[Records from a data source]
-.-.-
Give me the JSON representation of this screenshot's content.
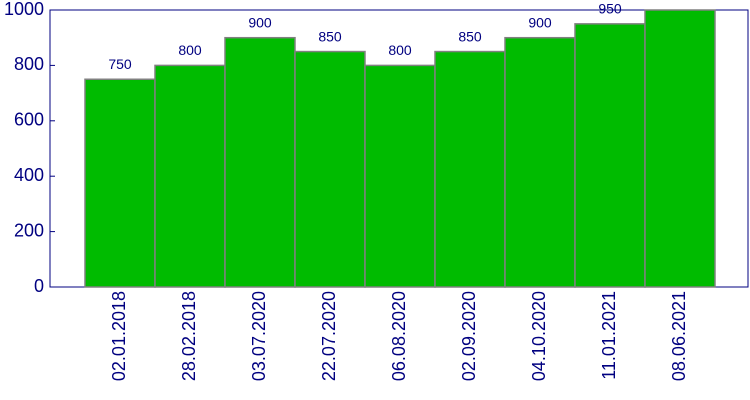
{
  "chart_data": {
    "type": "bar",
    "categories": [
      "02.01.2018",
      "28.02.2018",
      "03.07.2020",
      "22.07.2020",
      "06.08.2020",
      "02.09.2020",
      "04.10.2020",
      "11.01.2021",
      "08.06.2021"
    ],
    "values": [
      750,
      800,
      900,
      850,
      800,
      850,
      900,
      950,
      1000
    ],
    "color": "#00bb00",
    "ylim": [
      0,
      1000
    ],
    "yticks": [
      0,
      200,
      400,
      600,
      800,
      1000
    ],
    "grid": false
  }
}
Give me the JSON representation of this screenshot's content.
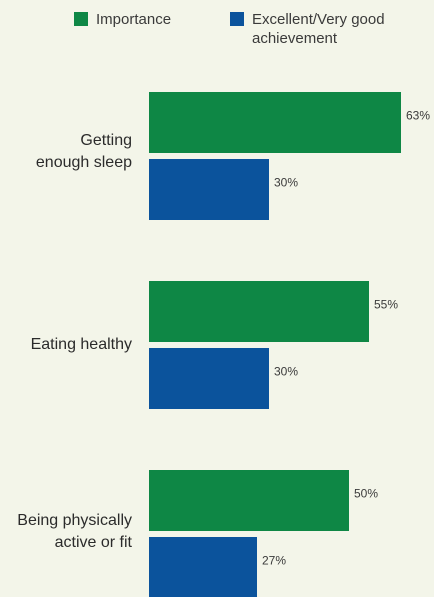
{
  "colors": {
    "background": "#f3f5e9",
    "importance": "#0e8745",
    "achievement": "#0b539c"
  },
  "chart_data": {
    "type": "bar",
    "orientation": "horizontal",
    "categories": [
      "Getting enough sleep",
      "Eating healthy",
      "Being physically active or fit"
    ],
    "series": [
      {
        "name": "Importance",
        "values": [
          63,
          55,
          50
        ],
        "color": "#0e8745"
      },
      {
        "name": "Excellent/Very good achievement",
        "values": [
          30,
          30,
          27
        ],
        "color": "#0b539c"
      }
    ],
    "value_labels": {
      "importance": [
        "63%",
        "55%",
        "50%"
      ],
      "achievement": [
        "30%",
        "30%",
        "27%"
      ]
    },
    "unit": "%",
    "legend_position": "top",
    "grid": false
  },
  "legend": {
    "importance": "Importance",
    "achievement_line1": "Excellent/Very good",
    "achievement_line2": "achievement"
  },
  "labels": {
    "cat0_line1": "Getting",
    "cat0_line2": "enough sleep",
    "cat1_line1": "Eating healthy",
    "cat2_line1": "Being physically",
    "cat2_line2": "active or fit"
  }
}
-.-.-
Task objective
Retype each record exactly as it stands, but do not include the pictures.

Worked answer
Give me the JSON representation of this screenshot's content.
{
  "chart_data": {
    "type": "bar",
    "categories": [
      "02.01.2018",
      "28.02.2018",
      "03.07.2020",
      "22.07.2020",
      "06.08.2020",
      "02.09.2020",
      "04.10.2020",
      "11.01.2021",
      "08.06.2021"
    ],
    "values": [
      750,
      800,
      900,
      850,
      800,
      850,
      900,
      950,
      1000
    ],
    "color": "#00bb00",
    "ylim": [
      0,
      1000
    ],
    "yticks": [
      0,
      200,
      400,
      600,
      800,
      1000
    ],
    "grid": false
  }
}
Give me the JSON representation of this screenshot's content.
{
  "colors": {
    "background": "#f3f5e9",
    "importance": "#0e8745",
    "achievement": "#0b539c"
  },
  "chart_data": {
    "type": "bar",
    "orientation": "horizontal",
    "categories": [
      "Getting enough sleep",
      "Eating healthy",
      "Being physically active or fit"
    ],
    "series": [
      {
        "name": "Importance",
        "values": [
          63,
          55,
          50
        ],
        "color": "#0e8745"
      },
      {
        "name": "Excellent/Very good achievement",
        "values": [
          30,
          30,
          27
        ],
        "color": "#0b539c"
      }
    ],
    "value_labels": {
      "importance": [
        "63%",
        "55%",
        "50%"
      ],
      "achievement": [
        "30%",
        "30%",
        "27%"
      ]
    },
    "unit": "%",
    "legend_position": "top",
    "grid": false
  },
  "legend": {
    "importance": "Importance",
    "achievement_line1": "Excellent/Very good",
    "achievement_line2": "achievement"
  },
  "labels": {
    "cat0_line1": "Getting",
    "cat0_line2": "enough sleep",
    "cat1_line1": "Eating healthy",
    "cat2_line1": "Being physically",
    "cat2_line2": "active or fit"
  }
}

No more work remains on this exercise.